(Exercise brief): Leave out the pictures and copy every record exactly.

(Available data):
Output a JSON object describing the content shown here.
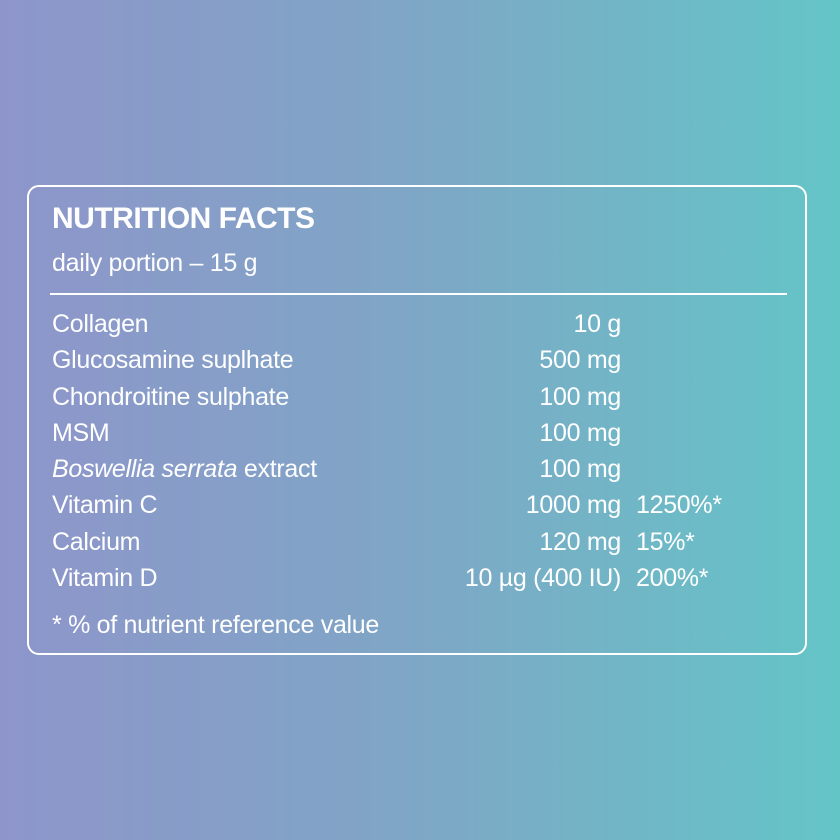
{
  "panel": {
    "title": "NUTRITION FACTS",
    "subtitle": "daily portion – 15 g",
    "footnote": "* % of nutrient reference value"
  },
  "rows": [
    {
      "name": "Collagen",
      "amount": "10 g",
      "percent": ""
    },
    {
      "name": "Glucosamine suplhate",
      "amount": "500 mg",
      "percent": ""
    },
    {
      "name": "Chondroitine sulphate",
      "amount": "100 mg",
      "percent": ""
    },
    {
      "name": "MSM",
      "amount": "100 mg",
      "percent": ""
    },
    {
      "name_italic": "Boswellia serrata",
      "name_rest": " extract",
      "amount": "100 mg",
      "percent": ""
    },
    {
      "name": "Vitamin C",
      "amount": "1000 mg",
      "percent": "1250%*"
    },
    {
      "name": "Calcium",
      "amount": "120 mg",
      "percent": "15%*"
    },
    {
      "name": "Vitamin D",
      "amount": "10 µg (400 IU)",
      "percent": "200%*"
    }
  ],
  "colors": {
    "gradient_left": "#8e95ca",
    "gradient_right": "#64c5c7",
    "text": "#ffffff"
  }
}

(Response below):
Output a JSON object describing the content shown here.
{
  "panel": {
    "title": "NUTRITION FACTS",
    "subtitle": "daily portion – 15 g",
    "footnote": "* % of nutrient reference value"
  },
  "rows": [
    {
      "name": "Collagen",
      "amount": "10 g",
      "percent": ""
    },
    {
      "name": "Glucosamine suplhate",
      "amount": "500 mg",
      "percent": ""
    },
    {
      "name": "Chondroitine sulphate",
      "amount": "100 mg",
      "percent": ""
    },
    {
      "name": "MSM",
      "amount": "100 mg",
      "percent": ""
    },
    {
      "name_italic": "Boswellia serrata",
      "name_rest": " extract",
      "amount": "100 mg",
      "percent": ""
    },
    {
      "name": "Vitamin C",
      "amount": "1000 mg",
      "percent": "1250%*"
    },
    {
      "name": "Calcium",
      "amount": "120 mg",
      "percent": "15%*"
    },
    {
      "name": "Vitamin D",
      "amount": "10 µg (400 IU)",
      "percent": "200%*"
    }
  ],
  "colors": {
    "gradient_left": "#8e95ca",
    "gradient_right": "#64c5c7",
    "text": "#ffffff"
  }
}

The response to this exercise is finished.